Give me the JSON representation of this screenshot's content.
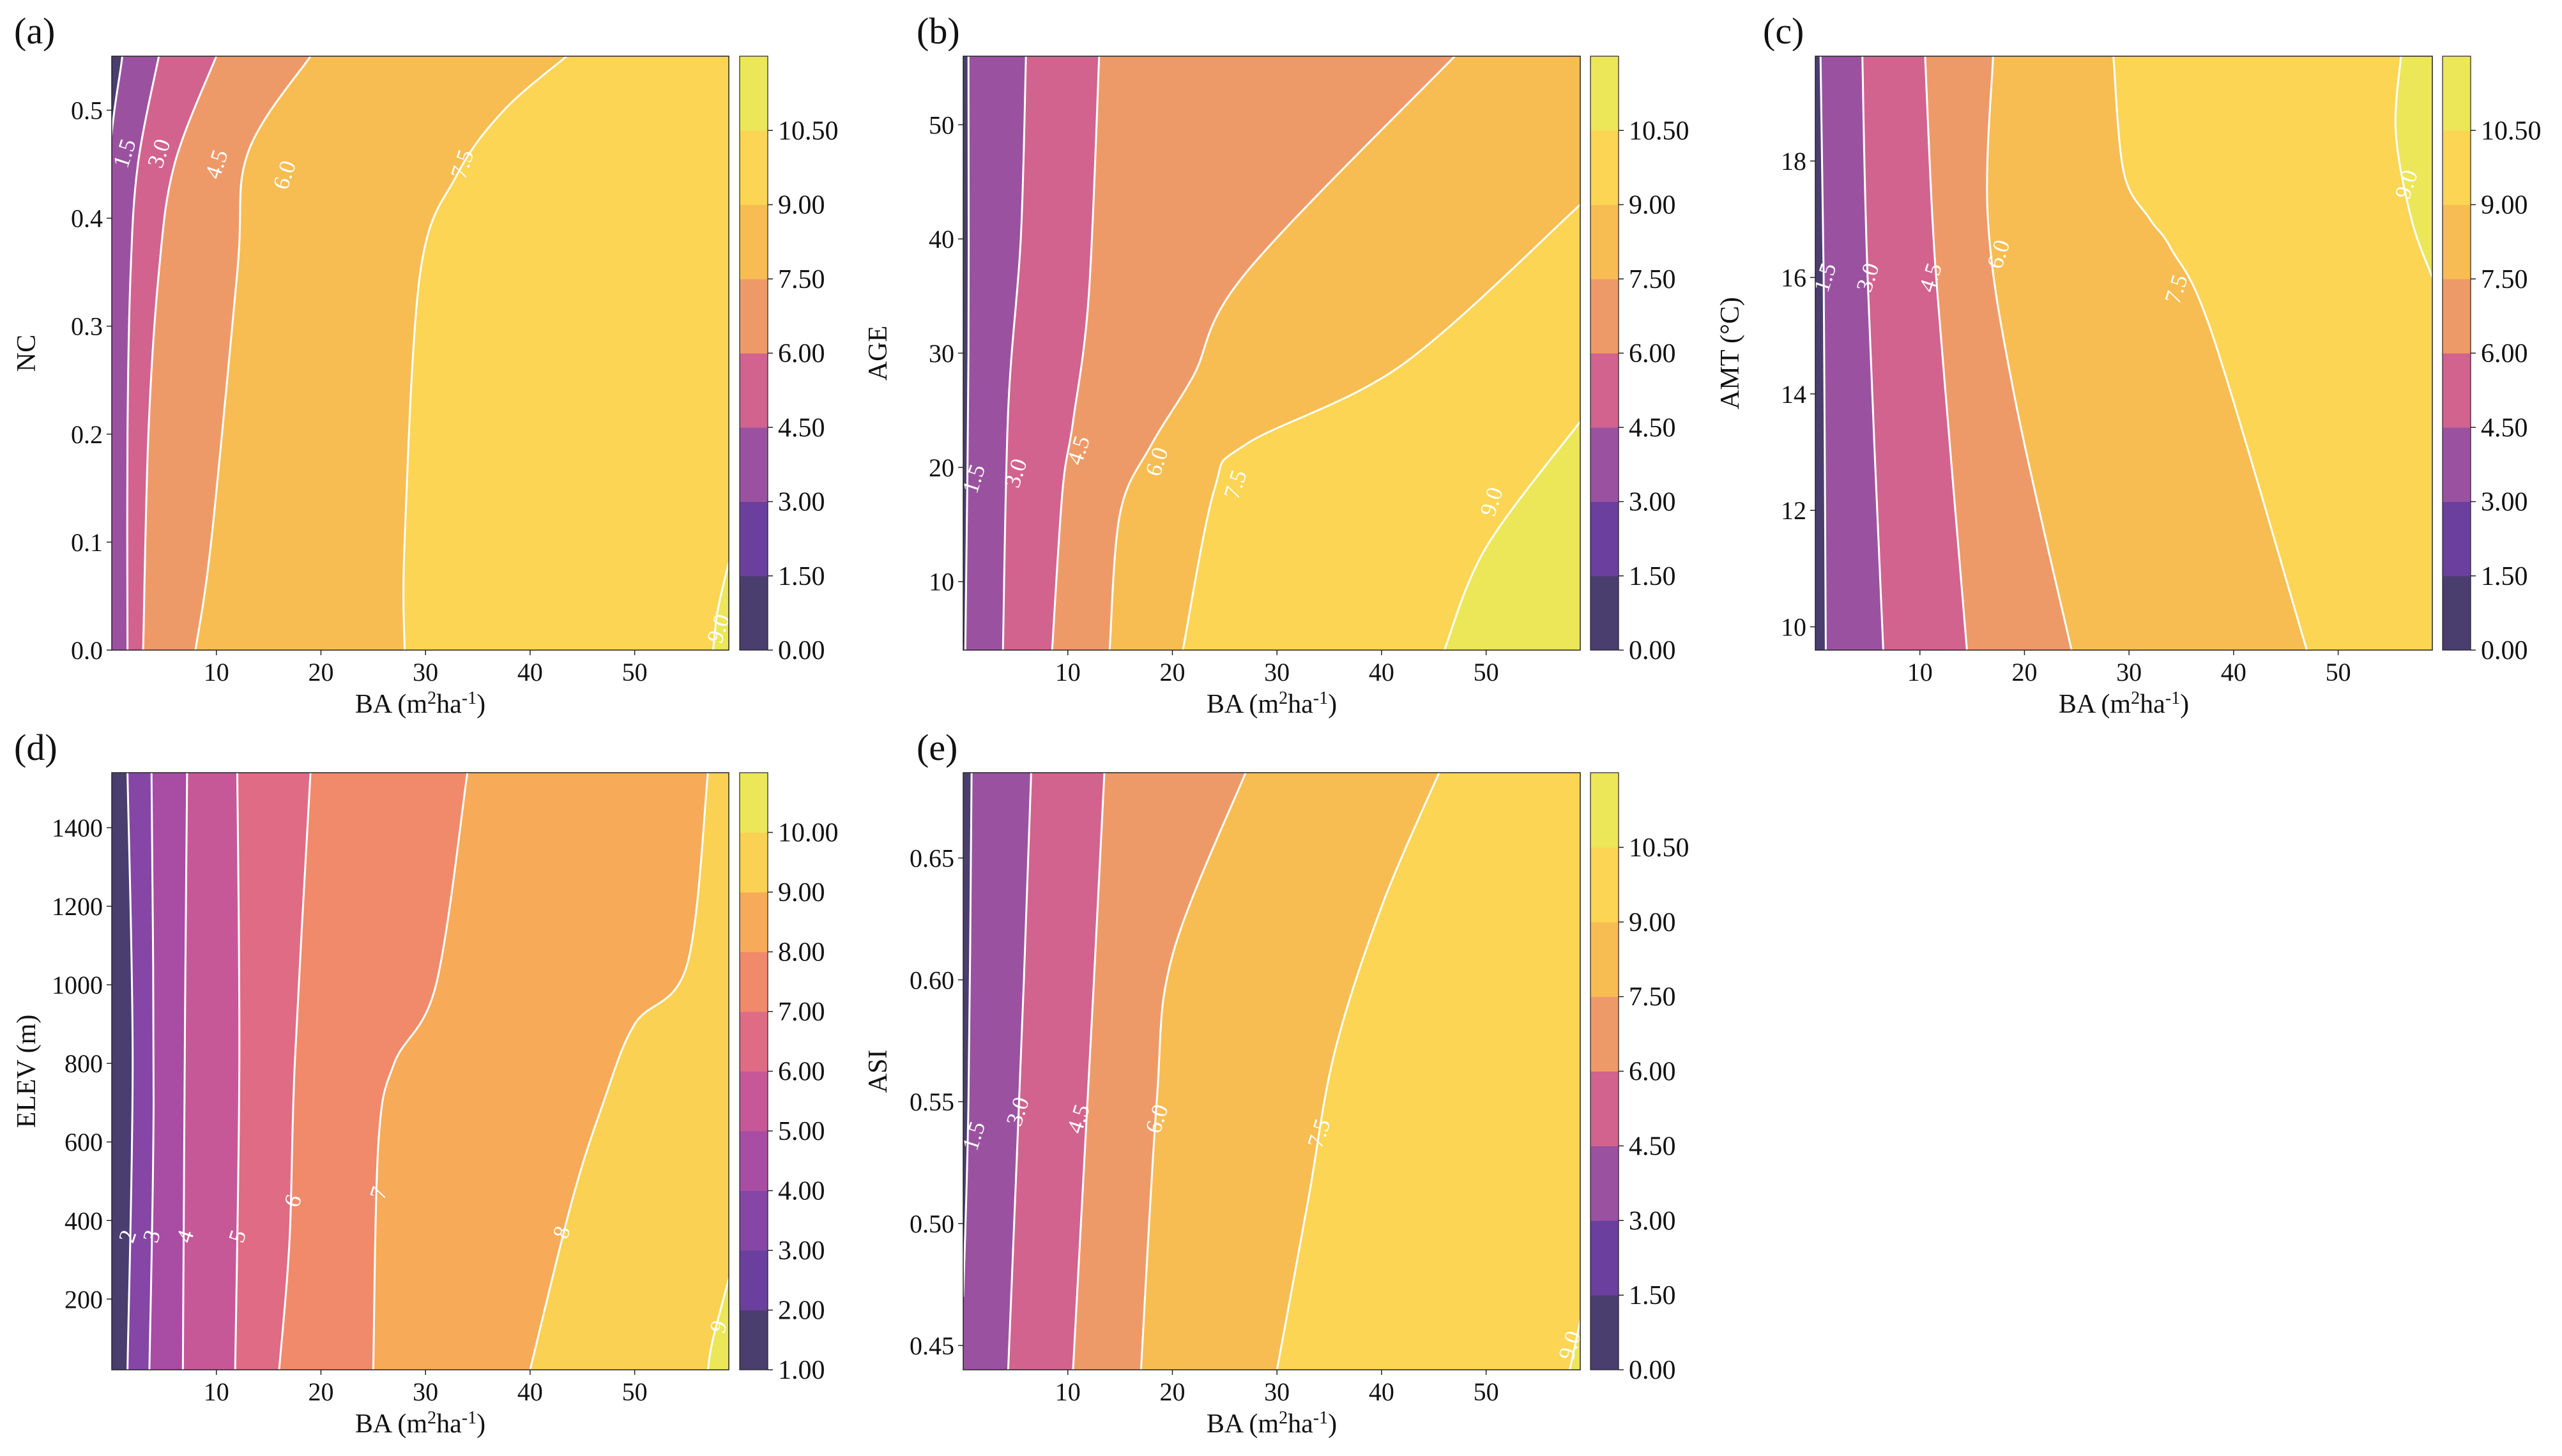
{
  "figure": {
    "panels": [
      "a",
      "b",
      "c",
      "d",
      "e"
    ]
  },
  "chart_data": [
    {
      "panel_label": "(a)",
      "type": "contour",
      "xlabel": "BA (m2ha-1)",
      "ylabel": "NC",
      "xlim": [
        0,
        59
      ],
      "ylim": [
        0,
        0.55
      ],
      "xticks": [
        "10",
        "20",
        "30",
        "40",
        "50"
      ],
      "yticks": [
        "0.0",
        "0.1",
        "0.2",
        "0.3",
        "0.4",
        "0.5"
      ],
      "colorbar_ticks": [
        "0.00",
        "1.50",
        "3.00",
        "4.50",
        "6.00",
        "7.50",
        "9.00",
        "10.50"
      ],
      "colors": [
        "#4a3e6e",
        "#6a3f9e",
        "#9a52a0",
        "#d1638e",
        "#ee9a68",
        "#f7bd52",
        "#fcd554",
        "#ece659"
      ],
      "contour_lines": [
        {
          "level": "1.5",
          "points": [
            [
              1.0,
              0.55
            ],
            [
              -0.5,
              0.4
            ],
            [
              -0.5,
              0.0
            ]
          ]
        },
        {
          "level": "3.0",
          "points": [
            [
              4.5,
              0.55
            ],
            [
              2.5,
              0.45
            ],
            [
              1.8,
              0.35
            ],
            [
              1.5,
              0.2
            ],
            [
              1.5,
              0.0
            ]
          ]
        },
        {
          "level": "4.5",
          "points": [
            [
              10.0,
              0.55
            ],
            [
              6.0,
              0.45
            ],
            [
              4.5,
              0.35
            ],
            [
              3.5,
              0.2
            ],
            [
              3.0,
              0.0
            ]
          ]
        },
        {
          "level": "6.0",
          "points": [
            [
              19.0,
              0.55
            ],
            [
              13.0,
              0.46
            ],
            [
              12.0,
              0.35
            ],
            [
              9.5,
              0.1
            ],
            [
              8.0,
              0.0
            ]
          ]
        },
        {
          "level": "7.5",
          "points": [
            [
              43.5,
              0.55
            ],
            [
              37.5,
              0.5
            ],
            [
              33.0,
              0.44
            ],
            [
              29.5,
              0.35
            ],
            [
              28.0,
              0.1
            ],
            [
              28.0,
              0.0
            ]
          ]
        },
        {
          "level": "9.0",
          "points": [
            [
              59.5,
              0.1
            ],
            [
              58.0,
              0.04
            ],
            [
              57.5,
              0.0
            ]
          ]
        }
      ],
      "contour_labels": [
        {
          "text": "1.5",
          "x": 1.2,
          "y": 0.46
        },
        {
          "text": "3.0",
          "x": 4.5,
          "y": 0.46
        },
        {
          "text": "4.5",
          "x": 10.0,
          "y": 0.45
        },
        {
          "text": "6.0",
          "x": 16.5,
          "y": 0.44
        },
        {
          "text": "7.5",
          "x": 33.5,
          "y": 0.45
        },
        {
          "text": "9.0",
          "x": 58.0,
          "y": 0.02
        }
      ]
    },
    {
      "panel_label": "(b)",
      "type": "contour",
      "xlabel": "BA (m2ha-1)",
      "ylabel": "AGE",
      "xlim": [
        0,
        59
      ],
      "ylim": [
        4,
        56
      ],
      "xticks": [
        "10",
        "20",
        "30",
        "40",
        "50"
      ],
      "yticks": [
        "10",
        "20",
        "30",
        "40",
        "50"
      ],
      "colorbar_ticks": [
        "0.00",
        "1.50",
        "3.00",
        "4.50",
        "6.00",
        "7.50",
        "9.00",
        "10.50"
      ],
      "colors": [
        "#4a3e6e",
        "#6a3f9e",
        "#9a52a0",
        "#d1638e",
        "#ee9a68",
        "#f7bd52",
        "#fcd554",
        "#ece659"
      ],
      "contour_lines": [
        {
          "level": "1.5",
          "points": [
            [
              0.5,
              56
            ],
            [
              0.5,
              30
            ],
            [
              0.2,
              4
            ]
          ]
        },
        {
          "level": "3.0",
          "points": [
            [
              6.0,
              56
            ],
            [
              5.5,
              40
            ],
            [
              4.3,
              25
            ],
            [
              3.8,
              4
            ]
          ]
        },
        {
          "level": "4.5",
          "points": [
            [
              13.0,
              56
            ],
            [
              12.0,
              35
            ],
            [
              10.5,
              24
            ],
            [
              9.5,
              18
            ],
            [
              8.5,
              4
            ]
          ]
        },
        {
          "level": "6.0",
          "points": [
            [
              47.0,
              56
            ],
            [
              27.0,
              37
            ],
            [
              22.0,
              28
            ],
            [
              18.0,
              22
            ],
            [
              15.0,
              16
            ],
            [
              14.0,
              4
            ]
          ]
        },
        {
          "level": "7.5",
          "points": [
            [
              59.0,
              43
            ],
            [
              42.0,
              29
            ],
            [
              27.0,
              22
            ],
            [
              24.0,
              18
            ],
            [
              21.0,
              4
            ]
          ]
        },
        {
          "level": "9.0",
          "points": [
            [
              59.0,
              24
            ],
            [
              50.0,
              13
            ],
            [
              46.0,
              4
            ]
          ]
        }
      ],
      "contour_labels": [
        {
          "text": "1.5",
          "x": 1.0,
          "y": 19
        },
        {
          "text": "3.0",
          "x": 5.0,
          "y": 19.5
        },
        {
          "text": "4.5",
          "x": 11.0,
          "y": 21.5
        },
        {
          "text": "6.0",
          "x": 18.5,
          "y": 20.5
        },
        {
          "text": "7.5",
          "x": 26.0,
          "y": 18.5
        },
        {
          "text": "9.0",
          "x": 50.5,
          "y": 17
        }
      ]
    },
    {
      "panel_label": "(c)",
      "type": "contour",
      "xlabel": "BA (m2ha-1)",
      "ylabel": "AMT (°C)",
      "xlim": [
        0,
        59
      ],
      "ylim": [
        9.6,
        19.8
      ],
      "xticks": [
        "10",
        "20",
        "30",
        "40",
        "50"
      ],
      "yticks": [
        "10",
        "12",
        "14",
        "16",
        "18"
      ],
      "colorbar_ticks": [
        "0.00",
        "1.50",
        "3.00",
        "4.50",
        "6.00",
        "7.50",
        "9.00",
        "10.50"
      ],
      "colors": [
        "#4a3e6e",
        "#6a3f9e",
        "#9a52a0",
        "#d1638e",
        "#ee9a68",
        "#f7bd52",
        "#fcd554",
        "#ece659"
      ],
      "contour_lines": [
        {
          "level": "1.5",
          "points": [
            [
              0.5,
              19.8
            ],
            [
              0.8,
              16
            ],
            [
              1.0,
              9.6
            ]
          ]
        },
        {
          "level": "3.0",
          "points": [
            [
              4.5,
              19.8
            ],
            [
              5.0,
              16
            ],
            [
              6.5,
              9.6
            ]
          ]
        },
        {
          "level": "4.5",
          "points": [
            [
              10.5,
              19.8
            ],
            [
              11.2,
              17
            ],
            [
              12.0,
              15
            ],
            [
              14.5,
              9.6
            ]
          ]
        },
        {
          "level": "6.0",
          "points": [
            [
              17.0,
              19.8
            ],
            [
              16.5,
              17
            ],
            [
              19.0,
              14
            ],
            [
              24.5,
              9.6
            ]
          ]
        },
        {
          "level": "7.5",
          "points": [
            [
              28.5,
              19.8
            ],
            [
              29.5,
              17.8
            ],
            [
              32.0,
              17
            ],
            [
              34.0,
              16.5
            ],
            [
              38.0,
              15
            ],
            [
              47.0,
              9.6
            ]
          ]
        },
        {
          "level": "9.0",
          "points": [
            [
              56.0,
              19.8
            ],
            [
              55.5,
              18.5
            ],
            [
              57.0,
              17
            ],
            [
              59.0,
              16
            ]
          ]
        }
      ],
      "contour_labels": [
        {
          "text": "1.5",
          "x": 0.9,
          "y": 16
        },
        {
          "text": "3.0",
          "x": 5.0,
          "y": 16
        },
        {
          "text": "4.5",
          "x": 11.0,
          "y": 16
        },
        {
          "text": "6.0",
          "x": 17.5,
          "y": 16.4
        },
        {
          "text": "7.5",
          "x": 34.5,
          "y": 15.8
        },
        {
          "text": "9.0",
          "x": 56.5,
          "y": 17.6
        }
      ]
    },
    {
      "panel_label": "(d)",
      "type": "contour",
      "xlabel": "BA (m2ha-1)",
      "ylabel": "ELEV (m)",
      "xlim": [
        0,
        59
      ],
      "ylim": [
        20,
        1540
      ],
      "xticks": [
        "10",
        "20",
        "30",
        "40",
        "50"
      ],
      "yticks": [
        "200",
        "400",
        "600",
        "800",
        "1000",
        "1200",
        "1400"
      ],
      "colorbar_ticks": [
        "1.00",
        "2.00",
        "3.00",
        "4.00",
        "5.00",
        "6.00",
        "7.00",
        "8.00",
        "9.00",
        "10.00"
      ],
      "colors": [
        "#4a3e6e",
        "#6a3f9e",
        "#8546a6",
        "#a94ca4",
        "#c65898",
        "#df6b84",
        "#f08a6a",
        "#f7aa58",
        "#fad152",
        "#ece659"
      ],
      "contour_lines": [
        {
          "level": "2",
          "points": [
            [
              1.5,
              1540
            ],
            [
              2.0,
              800
            ],
            [
              1.5,
              20
            ]
          ]
        },
        {
          "level": "3",
          "points": [
            [
              3.8,
              1540
            ],
            [
              4.0,
              700
            ],
            [
              3.6,
              20
            ]
          ]
        },
        {
          "level": "4",
          "points": [
            [
              7.2,
              1540
            ],
            [
              7.0,
              900
            ],
            [
              6.8,
              20
            ]
          ]
        },
        {
          "level": "5",
          "points": [
            [
              12.0,
              1540
            ],
            [
              12.2,
              800
            ],
            [
              11.8,
              20
            ]
          ]
        },
        {
          "level": "6",
          "points": [
            [
              19.0,
              1540
            ],
            [
              17.5,
              800
            ],
            [
              17.0,
              350
            ],
            [
              16.0,
              20
            ]
          ]
        },
        {
          "level": "7",
          "points": [
            [
              34.0,
              1540
            ],
            [
              31.0,
              1000
            ],
            [
              27.0,
              800
            ],
            [
              25.5,
              600
            ],
            [
              25.0,
              20
            ]
          ]
        },
        {
          "level": "8",
          "points": [
            [
              57.0,
              1540
            ],
            [
              55.0,
              1050
            ],
            [
              50.0,
              900
            ],
            [
              47.0,
              700
            ],
            [
              44.0,
              450
            ],
            [
              40.0,
              20
            ]
          ]
        },
        {
          "level": "9",
          "points": [
            [
              59.5,
              300
            ],
            [
              57.5,
              100
            ],
            [
              57.0,
              20
            ]
          ]
        }
      ],
      "contour_labels": [
        {
          "text": "2",
          "x": 1.5,
          "y": 360
        },
        {
          "text": "3",
          "x": 3.8,
          "y": 360
        },
        {
          "text": "4",
          "x": 7.0,
          "y": 360
        },
        {
          "text": "5",
          "x": 12.0,
          "y": 360
        },
        {
          "text": "6",
          "x": 17.3,
          "y": 450
        },
        {
          "text": "7",
          "x": 25.5,
          "y": 470
        },
        {
          "text": "8",
          "x": 43.0,
          "y": 370
        },
        {
          "text": "9",
          "x": 58.0,
          "y": 130
        }
      ]
    },
    {
      "panel_label": "(e)",
      "type": "contour",
      "xlabel": "BA (m2ha-1)",
      "ylabel": "ASI",
      "xlim": [
        0,
        59
      ],
      "ylim": [
        0.44,
        0.685
      ],
      "xticks": [
        "10",
        "20",
        "30",
        "40",
        "50"
      ],
      "yticks": [
        "0.45",
        "0.50",
        "0.55",
        "0.60",
        "0.65"
      ],
      "colorbar_ticks": [
        "0.00",
        "1.50",
        "3.00",
        "4.50",
        "6.00",
        "7.50",
        "9.00",
        "10.50"
      ],
      "colors": [
        "#4a3e6e",
        "#6a3f9e",
        "#9a52a0",
        "#d1638e",
        "#ee9a68",
        "#f7bd52",
        "#fcd554",
        "#ece659"
      ],
      "contour_lines": [
        {
          "level": "1.5",
          "points": [
            [
              0.8,
              0.685
            ],
            [
              0.5,
              0.55
            ],
            [
              0.0,
              0.47
            ]
          ]
        },
        {
          "level": "3.0",
          "points": [
            [
              6.5,
              0.685
            ],
            [
              5.8,
              0.6
            ],
            [
              4.3,
              0.44
            ]
          ]
        },
        {
          "level": "4.5",
          "points": [
            [
              13.5,
              0.685
            ],
            [
              12.5,
              0.6
            ],
            [
              10.5,
              0.44
            ]
          ]
        },
        {
          "level": "6.0",
          "points": [
            [
              27.0,
              0.685
            ],
            [
              20.0,
              0.61
            ],
            [
              18.5,
              0.55
            ],
            [
              17.0,
              0.44
            ]
          ]
        },
        {
          "level": "7.5",
          "points": [
            [
              45.5,
              0.685
            ],
            [
              40.0,
              0.63
            ],
            [
              35.5,
              0.57
            ],
            [
              33.0,
              0.51
            ],
            [
              30.0,
              0.44
            ]
          ]
        },
        {
          "level": "9.0",
          "points": [
            [
              59.5,
              0.47
            ],
            [
              58.5,
              0.45
            ],
            [
              58.0,
              0.44
            ]
          ]
        }
      ],
      "contour_labels": [
        {
          "text": "1.5",
          "x": 1.0,
          "y": 0.536
        },
        {
          "text": "3.0",
          "x": 5.2,
          "y": 0.546
        },
        {
          "text": "4.5",
          "x": 11.0,
          "y": 0.543
        },
        {
          "text": "6.0",
          "x": 18.5,
          "y": 0.543
        },
        {
          "text": "7.5",
          "x": 34.0,
          "y": 0.537
        },
        {
          "text": "9.0",
          "x": 58.0,
          "y": 0.45
        }
      ]
    }
  ]
}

## [What the task requires]
Copy out every line in the listing where the word "ylabel" appears.

## [Correct answer]
      "ylabel": "NC",
      "ylabel": "AGE",
      "ylabel": "AMT (°C)",
      "ylabel": "ELEV (m)",
      "ylabel": "ASI",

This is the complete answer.